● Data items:
= = =

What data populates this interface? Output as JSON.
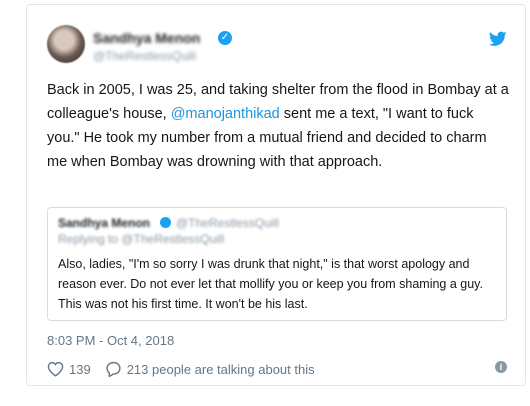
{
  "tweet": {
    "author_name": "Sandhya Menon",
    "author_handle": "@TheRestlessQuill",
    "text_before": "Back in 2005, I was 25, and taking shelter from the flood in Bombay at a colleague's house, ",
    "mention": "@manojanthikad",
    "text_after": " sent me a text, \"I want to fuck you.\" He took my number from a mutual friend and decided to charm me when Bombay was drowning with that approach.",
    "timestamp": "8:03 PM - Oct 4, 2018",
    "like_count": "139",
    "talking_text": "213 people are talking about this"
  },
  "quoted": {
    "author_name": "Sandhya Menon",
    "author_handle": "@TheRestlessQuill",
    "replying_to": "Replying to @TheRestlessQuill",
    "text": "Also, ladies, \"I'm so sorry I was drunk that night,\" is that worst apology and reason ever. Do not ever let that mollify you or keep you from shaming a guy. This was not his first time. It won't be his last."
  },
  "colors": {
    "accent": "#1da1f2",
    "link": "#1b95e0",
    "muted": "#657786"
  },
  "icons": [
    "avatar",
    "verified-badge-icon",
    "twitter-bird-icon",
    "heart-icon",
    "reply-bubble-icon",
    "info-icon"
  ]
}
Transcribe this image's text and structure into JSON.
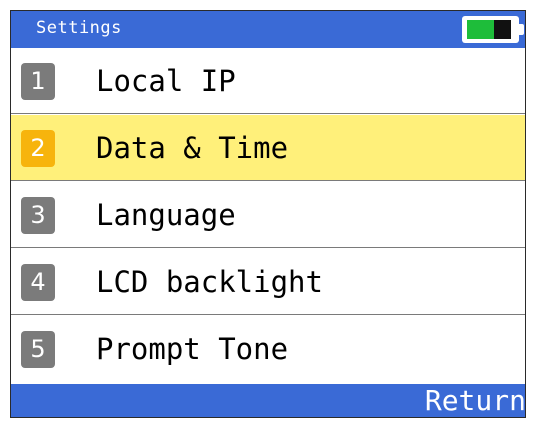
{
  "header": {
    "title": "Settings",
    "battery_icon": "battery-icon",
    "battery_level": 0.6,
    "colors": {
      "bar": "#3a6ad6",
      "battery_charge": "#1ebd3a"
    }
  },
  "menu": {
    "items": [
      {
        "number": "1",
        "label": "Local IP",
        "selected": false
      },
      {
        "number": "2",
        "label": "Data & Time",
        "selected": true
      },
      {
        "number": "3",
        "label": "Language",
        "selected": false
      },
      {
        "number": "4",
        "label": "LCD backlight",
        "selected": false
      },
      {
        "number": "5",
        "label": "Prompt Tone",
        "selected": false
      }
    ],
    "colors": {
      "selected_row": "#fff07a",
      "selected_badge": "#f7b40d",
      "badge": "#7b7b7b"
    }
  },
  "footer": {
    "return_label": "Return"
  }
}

= = =

● Problem details: Exactly reproduce the entries above, minus the pictures.

● Worked answer:
What data populates this interface? Output as JSON.
{
  "tweet": {
    "author_name": "Sandhya Menon",
    "author_handle": "@TheRestlessQuill",
    "text_before": "Back in 2005, I was 25, and taking shelter from the flood in Bombay at a colleague's house, ",
    "mention": "@manojanthikad",
    "text_after": " sent me a text, \"I want to fuck you.\" He took my number from a mutual friend and decided to charm me when Bombay was drowning with that approach.",
    "timestamp": "8:03 PM - Oct 4, 2018",
    "like_count": "139",
    "talking_text": "213 people are talking about this"
  },
  "quoted": {
    "author_name": "Sandhya Menon",
    "author_handle": "@TheRestlessQuill",
    "replying_to": "Replying to @TheRestlessQuill",
    "text": "Also, ladies, \"I'm so sorry I was drunk that night,\" is that worst apology and reason ever. Do not ever let that mollify you or keep you from shaming a guy. This was not his first time. It won't be his last."
  },
  "colors": {
    "accent": "#1da1f2",
    "link": "#1b95e0",
    "muted": "#657786"
  },
  "icons": [
    "avatar",
    "verified-badge-icon",
    "twitter-bird-icon",
    "heart-icon",
    "reply-bubble-icon",
    "info-icon"
  ]
}
Transcribe this image's text and structure into JSON.
{
  "header": {
    "title": "Settings",
    "battery_icon": "battery-icon",
    "battery_level": 0.6,
    "colors": {
      "bar": "#3a6ad6",
      "battery_charge": "#1ebd3a"
    }
  },
  "menu": {
    "items": [
      {
        "number": "1",
        "label": "Local IP",
        "selected": false
      },
      {
        "number": "2",
        "label": "Data & Time",
        "selected": true
      },
      {
        "number": "3",
        "label": "Language",
        "selected": false
      },
      {
        "number": "4",
        "label": "LCD backlight",
        "selected": false
      },
      {
        "number": "5",
        "label": "Prompt Tone",
        "selected": false
      }
    ],
    "colors": {
      "selected_row": "#fff07a",
      "selected_badge": "#f7b40d",
      "badge": "#7b7b7b"
    }
  },
  "footer": {
    "return_label": "Return"
  }
}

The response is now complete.